• PROBLEM TO SOLVE
Copy the entries below exactly. Images do not belong in the copy.

• Dataset items

◆ ◆ ◆ ◆

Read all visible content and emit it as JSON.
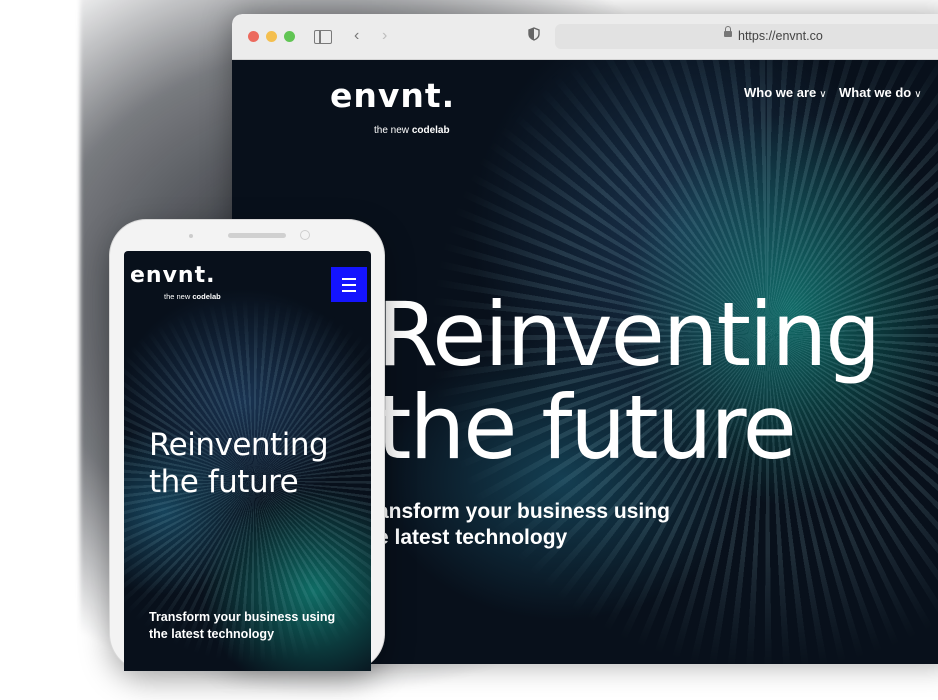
{
  "browser": {
    "url": "https://envnt.co"
  },
  "desktop_site": {
    "logo": "envnt.",
    "tagline_prefix": "the new ",
    "tagline_bold": "codelab",
    "nav": [
      {
        "label": "Who we are"
      },
      {
        "label": "What we do"
      }
    ],
    "hero_title_line1": "Reinventing",
    "hero_title_line2": "the future",
    "hero_sub_line1": "ansform your business using",
    "hero_sub_line2": "e latest technology"
  },
  "mobile_site": {
    "logo": "envnt.",
    "tagline_prefix": "the new ",
    "tagline_bold": "codelab",
    "hero_title_line1": "Reinventing",
    "hero_title_line2": "the future",
    "hero_sub_line1": "Transform your business using",
    "hero_sub_line2": "the latest technology",
    "menu_button_color": "#1414ff"
  },
  "icons": {
    "menu": "hamburger-icon",
    "nav_chevron": "chevron-down-icon",
    "back": "chevron-left-icon",
    "forward": "chevron-right-icon",
    "privacy": "shield-icon",
    "lock": "lock-icon",
    "sidebar": "sidebar-icon"
  }
}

◆ ◆ ◆ ◆

• RIGHT ANSWER
Read all visible content and emit it as JSON.
{
  "browser": {
    "url": "https://envnt.co"
  },
  "desktop_site": {
    "logo": "envnt.",
    "tagline_prefix": "the new ",
    "tagline_bold": "codelab",
    "nav": [
      {
        "label": "Who we are"
      },
      {
        "label": "What we do"
      }
    ],
    "hero_title_line1": "Reinventing",
    "hero_title_line2": "the future",
    "hero_sub_line1": "ansform your business using",
    "hero_sub_line2": "e latest technology"
  },
  "mobile_site": {
    "logo": "envnt.",
    "tagline_prefix": "the new ",
    "tagline_bold": "codelab",
    "hero_title_line1": "Reinventing",
    "hero_title_line2": "the future",
    "hero_sub_line1": "Transform your business using",
    "hero_sub_line2": "the latest technology",
    "menu_button_color": "#1414ff"
  },
  "icons": {
    "menu": "hamburger-icon",
    "nav_chevron": "chevron-down-icon",
    "back": "chevron-left-icon",
    "forward": "chevron-right-icon",
    "privacy": "shield-icon",
    "lock": "lock-icon",
    "sidebar": "sidebar-icon"
  }
}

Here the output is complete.